— begin —
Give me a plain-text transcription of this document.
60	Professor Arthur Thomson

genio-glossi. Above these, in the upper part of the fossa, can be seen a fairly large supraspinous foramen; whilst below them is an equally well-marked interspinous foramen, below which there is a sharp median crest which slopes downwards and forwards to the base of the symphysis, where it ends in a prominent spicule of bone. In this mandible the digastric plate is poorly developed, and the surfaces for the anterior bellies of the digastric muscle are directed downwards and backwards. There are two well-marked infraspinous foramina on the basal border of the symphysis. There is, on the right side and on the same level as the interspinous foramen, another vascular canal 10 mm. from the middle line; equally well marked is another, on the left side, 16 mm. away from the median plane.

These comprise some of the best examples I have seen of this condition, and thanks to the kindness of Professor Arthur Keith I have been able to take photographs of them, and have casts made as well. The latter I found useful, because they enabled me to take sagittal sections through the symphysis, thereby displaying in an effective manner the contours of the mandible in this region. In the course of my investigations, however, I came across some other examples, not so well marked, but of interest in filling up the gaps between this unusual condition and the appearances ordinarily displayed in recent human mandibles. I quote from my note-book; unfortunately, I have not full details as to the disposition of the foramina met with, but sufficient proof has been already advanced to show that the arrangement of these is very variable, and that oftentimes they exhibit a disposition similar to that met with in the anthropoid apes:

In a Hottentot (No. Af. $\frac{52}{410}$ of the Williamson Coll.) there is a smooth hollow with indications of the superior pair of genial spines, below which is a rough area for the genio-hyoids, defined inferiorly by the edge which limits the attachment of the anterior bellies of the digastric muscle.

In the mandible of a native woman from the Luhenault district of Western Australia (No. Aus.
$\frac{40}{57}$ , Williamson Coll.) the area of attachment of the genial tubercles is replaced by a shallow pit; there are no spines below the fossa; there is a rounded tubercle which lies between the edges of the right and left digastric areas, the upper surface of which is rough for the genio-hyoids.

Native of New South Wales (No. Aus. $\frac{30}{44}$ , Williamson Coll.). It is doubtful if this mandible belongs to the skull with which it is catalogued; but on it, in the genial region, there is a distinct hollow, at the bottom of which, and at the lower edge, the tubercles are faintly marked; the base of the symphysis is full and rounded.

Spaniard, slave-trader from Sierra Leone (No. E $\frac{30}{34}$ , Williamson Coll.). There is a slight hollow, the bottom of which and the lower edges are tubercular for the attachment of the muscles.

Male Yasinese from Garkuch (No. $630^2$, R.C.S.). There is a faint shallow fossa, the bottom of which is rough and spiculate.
— end —
Out of the material above, select every line that holds the string "bellies".

* REPLY TO THE EXERCISE
genio-glossi. Above these, in the upper part of the fossa, can be seen a fairly large supraspinous foramen; whilst below them is an equally well-marked interspinous foramen, below which there is a sharp median crest which slopes downwards and forwards to the base of the symphysis, where it ends in a prominent spicule of bone. In this mandible the digastric plate is poorly developed, and the surfaces for the anterior bellies of the digastric muscle are directed downwards and backwards. There are two well-marked infraspinous foramina on the basal border of the symphysis. There is, on the right side and on the same level as the interspinous foramen, another vascular canal 10 mm. from the middle line; equally well marked is another, on the left side, 16 mm. away from the median plane.
In a Hottentot (No. Af. $\frac{52}{410}$ of the Williamson Coll.) there is a smooth hollow with indications of the superior pair of genial spines, below which is a rough area for the genio-hyoids, defined inferiorly by the edge which limits the attachment of the anterior bellies of the digastric muscle.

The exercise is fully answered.